__Aim__: Count how many lines hold the string "share", and give only that number.

__Given data__:
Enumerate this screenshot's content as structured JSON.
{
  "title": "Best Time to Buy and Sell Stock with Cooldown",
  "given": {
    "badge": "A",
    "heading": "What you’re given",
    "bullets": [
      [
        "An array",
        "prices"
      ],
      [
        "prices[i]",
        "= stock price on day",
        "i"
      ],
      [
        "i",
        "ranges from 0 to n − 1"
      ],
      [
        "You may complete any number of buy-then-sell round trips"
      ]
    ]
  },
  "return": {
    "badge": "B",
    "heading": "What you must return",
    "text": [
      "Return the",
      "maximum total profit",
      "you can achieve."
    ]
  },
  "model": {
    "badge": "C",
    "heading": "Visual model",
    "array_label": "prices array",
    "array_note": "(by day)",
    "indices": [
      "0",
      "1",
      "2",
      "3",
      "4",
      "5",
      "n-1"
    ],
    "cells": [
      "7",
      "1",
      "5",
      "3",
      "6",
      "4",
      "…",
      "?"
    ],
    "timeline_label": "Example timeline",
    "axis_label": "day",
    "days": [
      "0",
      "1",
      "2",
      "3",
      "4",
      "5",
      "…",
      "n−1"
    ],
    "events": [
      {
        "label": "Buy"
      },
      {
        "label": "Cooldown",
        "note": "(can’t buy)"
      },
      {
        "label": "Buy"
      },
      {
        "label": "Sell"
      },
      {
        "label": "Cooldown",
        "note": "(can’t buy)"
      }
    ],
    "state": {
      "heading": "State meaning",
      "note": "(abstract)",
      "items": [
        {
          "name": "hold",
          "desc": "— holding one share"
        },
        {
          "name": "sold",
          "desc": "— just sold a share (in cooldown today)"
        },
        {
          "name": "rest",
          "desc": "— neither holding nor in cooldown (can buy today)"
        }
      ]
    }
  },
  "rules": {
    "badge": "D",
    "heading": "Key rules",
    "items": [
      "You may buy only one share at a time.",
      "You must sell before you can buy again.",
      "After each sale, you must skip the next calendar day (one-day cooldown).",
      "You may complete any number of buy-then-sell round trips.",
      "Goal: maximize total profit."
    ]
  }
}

__Result of this exercise__: 3